**INSTRUCTIONS TO FOLLOW:**
Search the records that follow and extract every line containing the string "prejudiced".

[Stored records]
--
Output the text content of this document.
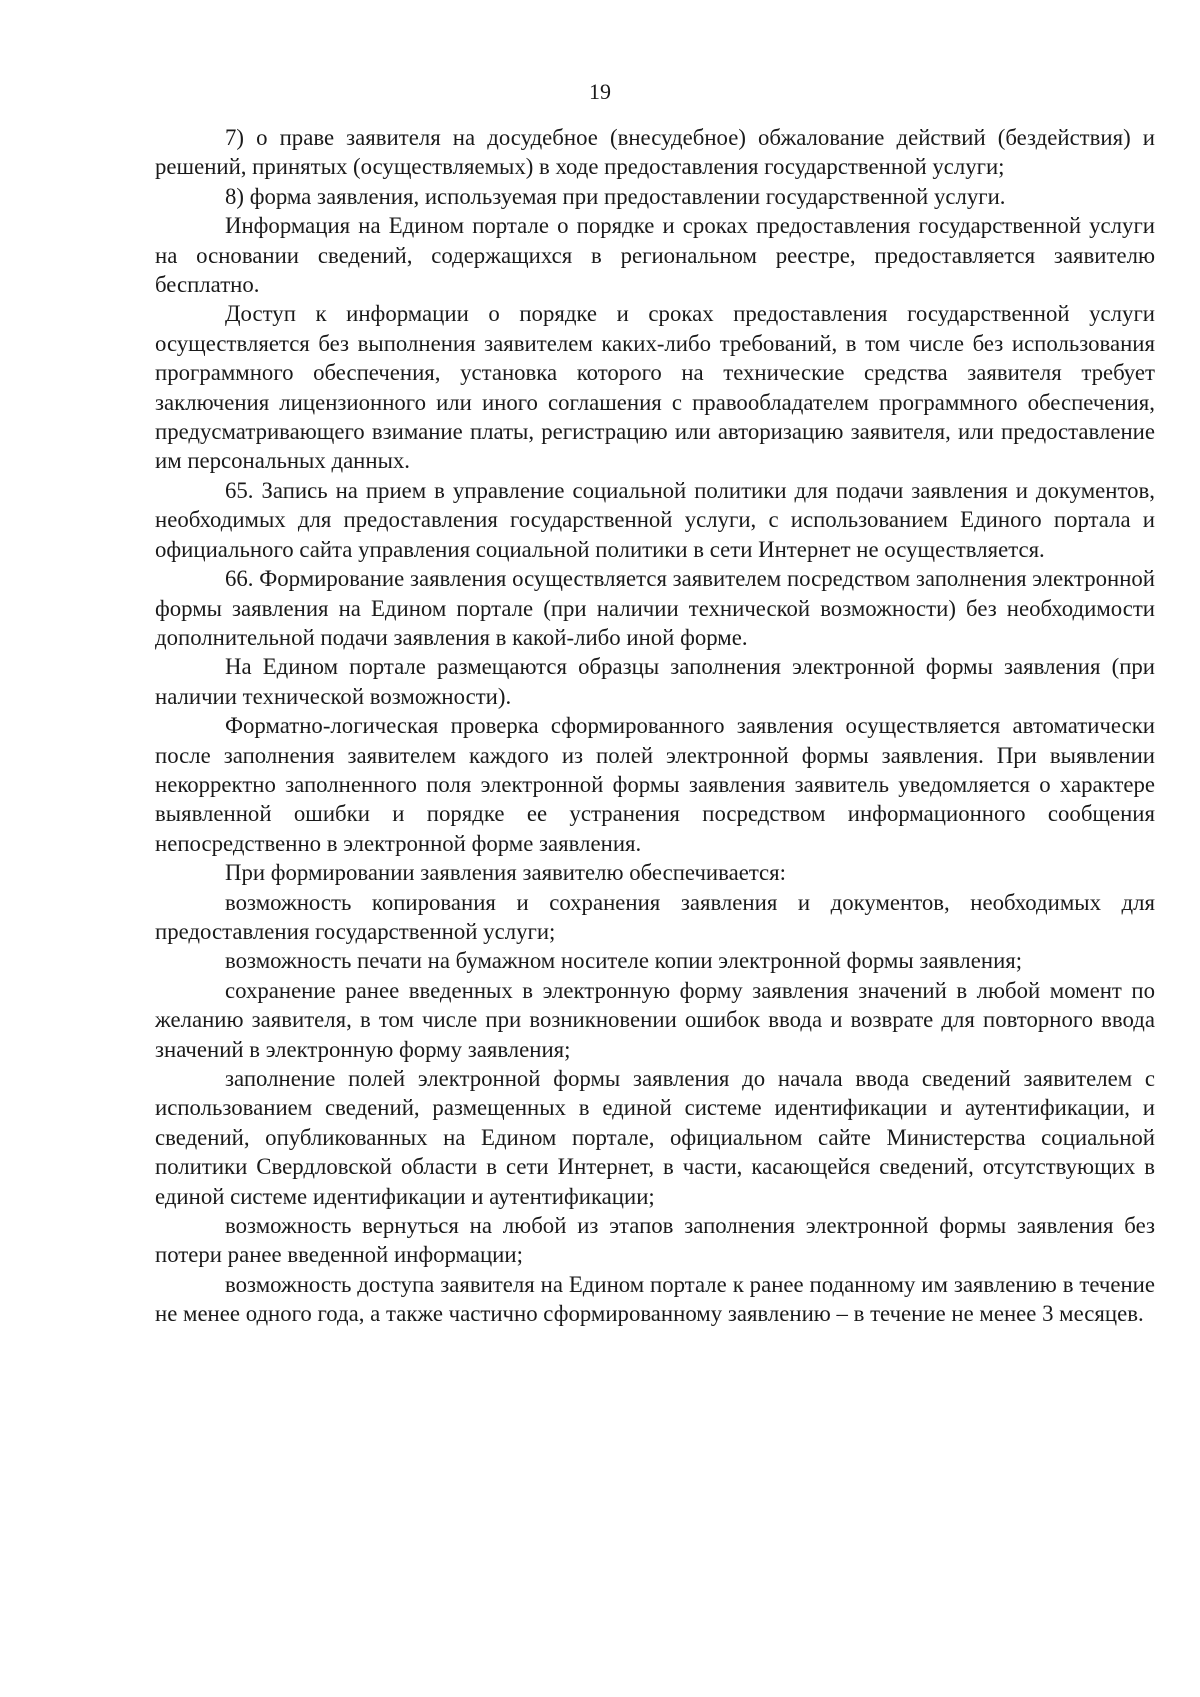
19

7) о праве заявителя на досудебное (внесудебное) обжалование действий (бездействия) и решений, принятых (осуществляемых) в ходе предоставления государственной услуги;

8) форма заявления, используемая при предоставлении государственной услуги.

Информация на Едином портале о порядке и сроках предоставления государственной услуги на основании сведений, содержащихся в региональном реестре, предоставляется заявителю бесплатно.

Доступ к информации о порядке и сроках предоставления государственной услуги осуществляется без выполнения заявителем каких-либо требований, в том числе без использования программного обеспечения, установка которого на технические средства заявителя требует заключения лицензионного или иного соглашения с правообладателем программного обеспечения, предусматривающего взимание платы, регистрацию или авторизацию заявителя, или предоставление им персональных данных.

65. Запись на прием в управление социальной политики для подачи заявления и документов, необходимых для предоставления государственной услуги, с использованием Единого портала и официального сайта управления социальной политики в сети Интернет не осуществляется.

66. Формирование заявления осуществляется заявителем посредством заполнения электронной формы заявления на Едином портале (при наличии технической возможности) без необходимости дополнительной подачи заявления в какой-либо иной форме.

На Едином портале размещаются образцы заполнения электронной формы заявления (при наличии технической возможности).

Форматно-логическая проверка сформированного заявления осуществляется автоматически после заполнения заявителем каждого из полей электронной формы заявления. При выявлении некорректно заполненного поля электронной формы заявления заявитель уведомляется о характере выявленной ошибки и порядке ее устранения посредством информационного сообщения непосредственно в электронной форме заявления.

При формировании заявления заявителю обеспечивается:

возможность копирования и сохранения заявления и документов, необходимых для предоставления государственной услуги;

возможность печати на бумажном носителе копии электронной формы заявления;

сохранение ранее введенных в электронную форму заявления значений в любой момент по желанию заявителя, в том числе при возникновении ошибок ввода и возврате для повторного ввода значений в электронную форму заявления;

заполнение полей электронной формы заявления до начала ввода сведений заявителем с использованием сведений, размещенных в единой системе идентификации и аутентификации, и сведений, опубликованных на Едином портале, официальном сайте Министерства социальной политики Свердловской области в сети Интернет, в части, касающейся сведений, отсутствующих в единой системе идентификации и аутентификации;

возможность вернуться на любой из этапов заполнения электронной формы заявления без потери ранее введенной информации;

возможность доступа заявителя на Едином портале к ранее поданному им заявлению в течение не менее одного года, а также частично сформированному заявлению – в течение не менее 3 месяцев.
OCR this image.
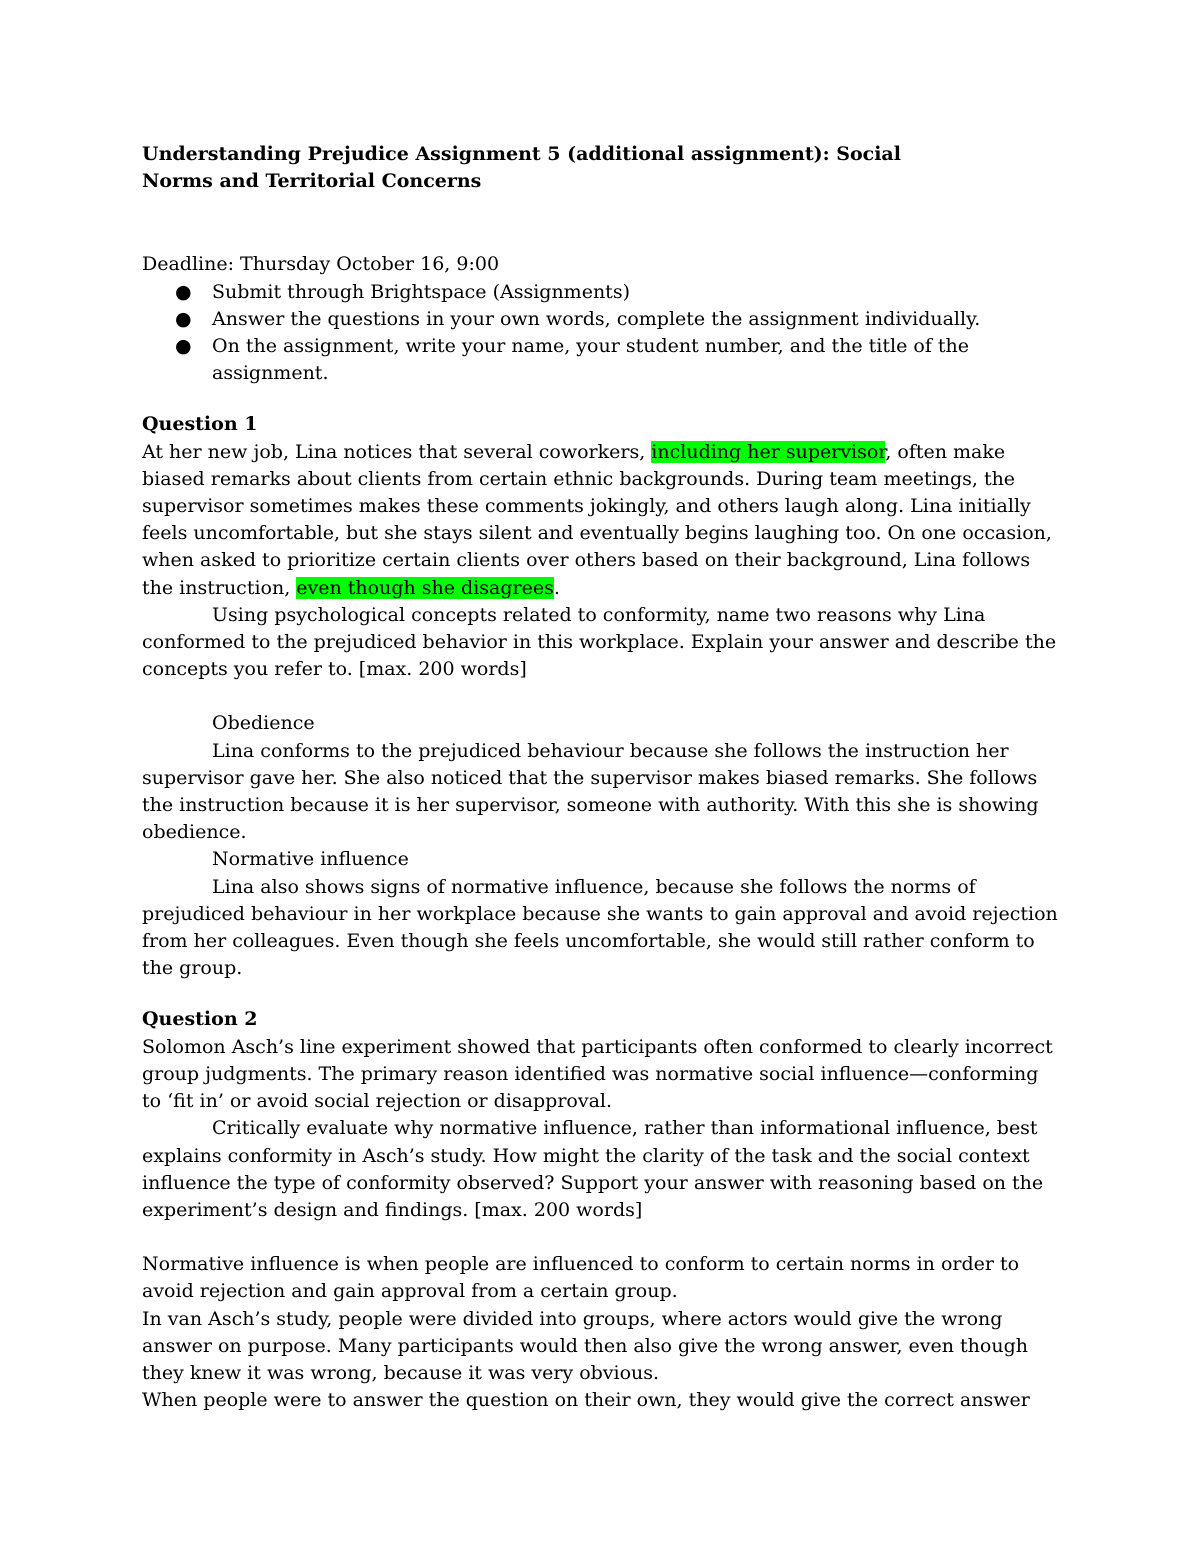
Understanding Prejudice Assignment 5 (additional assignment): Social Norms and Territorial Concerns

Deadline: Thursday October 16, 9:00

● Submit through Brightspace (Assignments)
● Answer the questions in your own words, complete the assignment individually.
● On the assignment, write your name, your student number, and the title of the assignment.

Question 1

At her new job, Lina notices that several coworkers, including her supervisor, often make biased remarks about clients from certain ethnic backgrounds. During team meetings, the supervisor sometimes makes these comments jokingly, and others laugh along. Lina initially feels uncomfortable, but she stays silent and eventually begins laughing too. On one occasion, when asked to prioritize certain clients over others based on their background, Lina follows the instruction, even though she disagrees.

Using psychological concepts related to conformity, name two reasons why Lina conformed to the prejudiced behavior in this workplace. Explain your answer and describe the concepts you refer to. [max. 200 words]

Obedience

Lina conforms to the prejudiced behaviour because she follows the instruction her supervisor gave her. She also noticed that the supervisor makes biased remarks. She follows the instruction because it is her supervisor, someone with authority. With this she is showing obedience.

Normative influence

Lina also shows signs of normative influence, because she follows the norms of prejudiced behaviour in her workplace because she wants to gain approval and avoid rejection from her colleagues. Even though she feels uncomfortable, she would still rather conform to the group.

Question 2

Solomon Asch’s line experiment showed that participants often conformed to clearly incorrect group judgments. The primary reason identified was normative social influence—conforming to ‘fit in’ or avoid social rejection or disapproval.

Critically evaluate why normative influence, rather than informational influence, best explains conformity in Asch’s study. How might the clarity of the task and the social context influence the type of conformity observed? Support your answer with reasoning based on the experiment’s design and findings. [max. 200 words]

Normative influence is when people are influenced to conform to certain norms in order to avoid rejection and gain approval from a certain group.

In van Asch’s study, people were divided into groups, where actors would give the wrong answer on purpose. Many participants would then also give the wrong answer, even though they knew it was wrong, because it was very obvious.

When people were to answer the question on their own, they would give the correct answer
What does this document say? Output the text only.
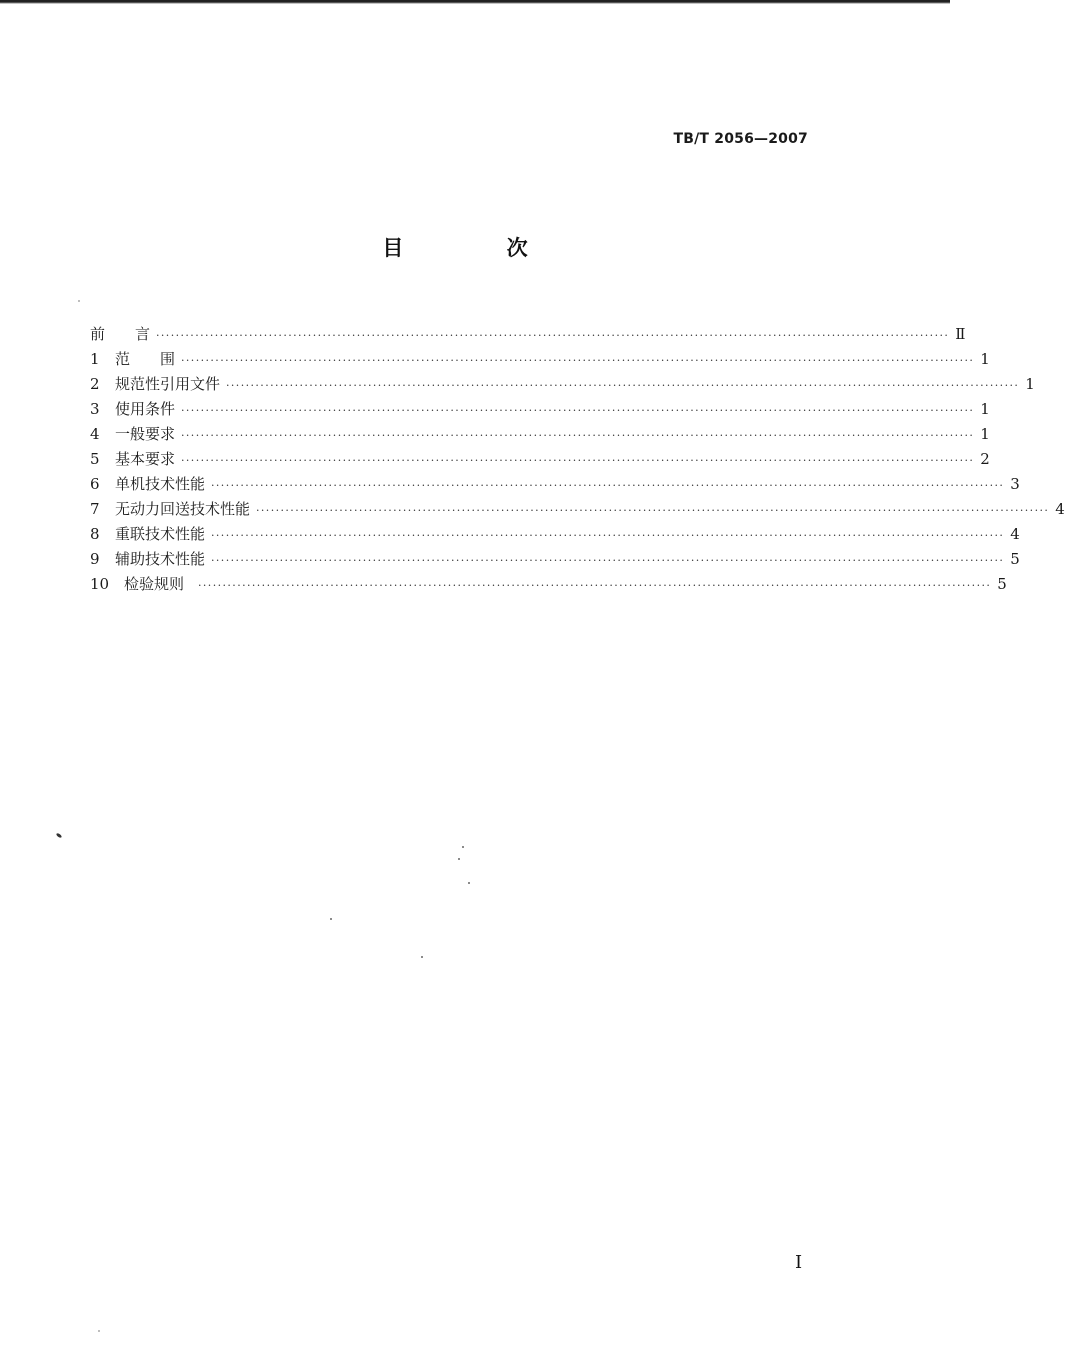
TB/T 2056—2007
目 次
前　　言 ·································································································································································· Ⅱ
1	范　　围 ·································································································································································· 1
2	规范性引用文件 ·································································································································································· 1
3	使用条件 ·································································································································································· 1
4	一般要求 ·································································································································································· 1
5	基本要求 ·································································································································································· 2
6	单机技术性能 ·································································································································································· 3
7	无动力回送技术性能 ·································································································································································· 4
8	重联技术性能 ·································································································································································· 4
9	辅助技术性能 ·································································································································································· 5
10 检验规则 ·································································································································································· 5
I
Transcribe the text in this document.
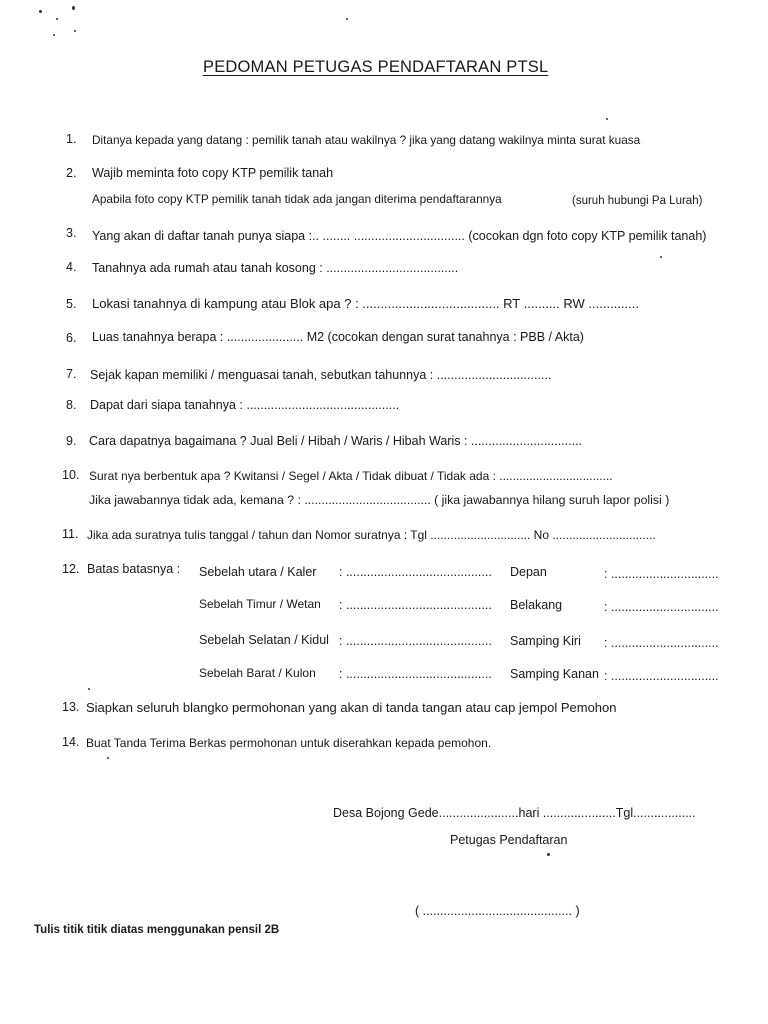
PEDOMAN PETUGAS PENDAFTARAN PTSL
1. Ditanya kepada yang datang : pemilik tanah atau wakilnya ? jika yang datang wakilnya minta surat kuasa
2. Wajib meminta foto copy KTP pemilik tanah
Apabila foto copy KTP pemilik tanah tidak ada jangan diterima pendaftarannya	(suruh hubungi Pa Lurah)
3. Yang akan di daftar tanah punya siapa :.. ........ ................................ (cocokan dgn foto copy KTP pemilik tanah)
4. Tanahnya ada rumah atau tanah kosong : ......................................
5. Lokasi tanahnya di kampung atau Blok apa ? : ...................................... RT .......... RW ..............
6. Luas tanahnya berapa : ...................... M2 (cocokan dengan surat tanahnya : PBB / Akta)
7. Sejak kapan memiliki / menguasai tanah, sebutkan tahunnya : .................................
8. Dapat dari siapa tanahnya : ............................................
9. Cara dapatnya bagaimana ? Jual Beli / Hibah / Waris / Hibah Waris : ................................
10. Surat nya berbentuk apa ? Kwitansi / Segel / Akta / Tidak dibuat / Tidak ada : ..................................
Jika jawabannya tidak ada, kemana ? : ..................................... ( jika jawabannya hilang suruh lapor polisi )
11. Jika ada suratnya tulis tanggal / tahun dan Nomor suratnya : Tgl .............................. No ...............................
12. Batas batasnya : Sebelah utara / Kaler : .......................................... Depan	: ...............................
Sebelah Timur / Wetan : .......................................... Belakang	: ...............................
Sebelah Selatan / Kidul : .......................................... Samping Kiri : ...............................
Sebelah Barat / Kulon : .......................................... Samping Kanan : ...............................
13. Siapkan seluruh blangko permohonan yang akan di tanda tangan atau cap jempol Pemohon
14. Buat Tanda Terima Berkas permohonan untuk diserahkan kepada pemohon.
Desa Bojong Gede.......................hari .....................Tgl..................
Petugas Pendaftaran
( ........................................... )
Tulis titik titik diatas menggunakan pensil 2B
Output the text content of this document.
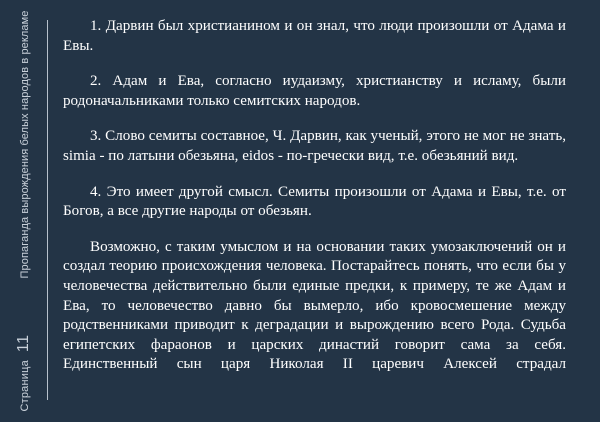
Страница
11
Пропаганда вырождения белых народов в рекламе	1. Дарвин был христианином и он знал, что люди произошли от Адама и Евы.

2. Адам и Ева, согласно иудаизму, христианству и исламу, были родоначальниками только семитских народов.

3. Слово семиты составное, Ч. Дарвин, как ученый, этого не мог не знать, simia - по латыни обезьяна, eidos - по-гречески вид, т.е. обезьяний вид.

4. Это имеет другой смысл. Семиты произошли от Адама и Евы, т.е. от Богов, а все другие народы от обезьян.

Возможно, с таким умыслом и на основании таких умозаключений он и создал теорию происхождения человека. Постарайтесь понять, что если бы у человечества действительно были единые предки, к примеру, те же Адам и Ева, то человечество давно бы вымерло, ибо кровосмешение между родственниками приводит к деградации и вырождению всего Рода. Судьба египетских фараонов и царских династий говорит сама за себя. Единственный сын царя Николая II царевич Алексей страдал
--
**THE ANSWER:**
Using psychological concepts related to conformity, name two reasons why Lina conformed to the prejudiced behavior in this workplace. Explain your answer and describe the concepts you refer to. [max. 200 words]
Lina conforms to the prejudiced behaviour because she follows the instruction her supervisor gave her. She also noticed that the supervisor makes biased remarks. She follows the instruction because it is her supervisor, someone with authority. With this she is showing obedience.
Lina also shows signs of normative influence, because she follows the norms of prejudiced behaviour in her workplace because she wants to gain approval and avoid rejection from her colleagues. Even though she feels uncomfortable, she would still rather conform to the group.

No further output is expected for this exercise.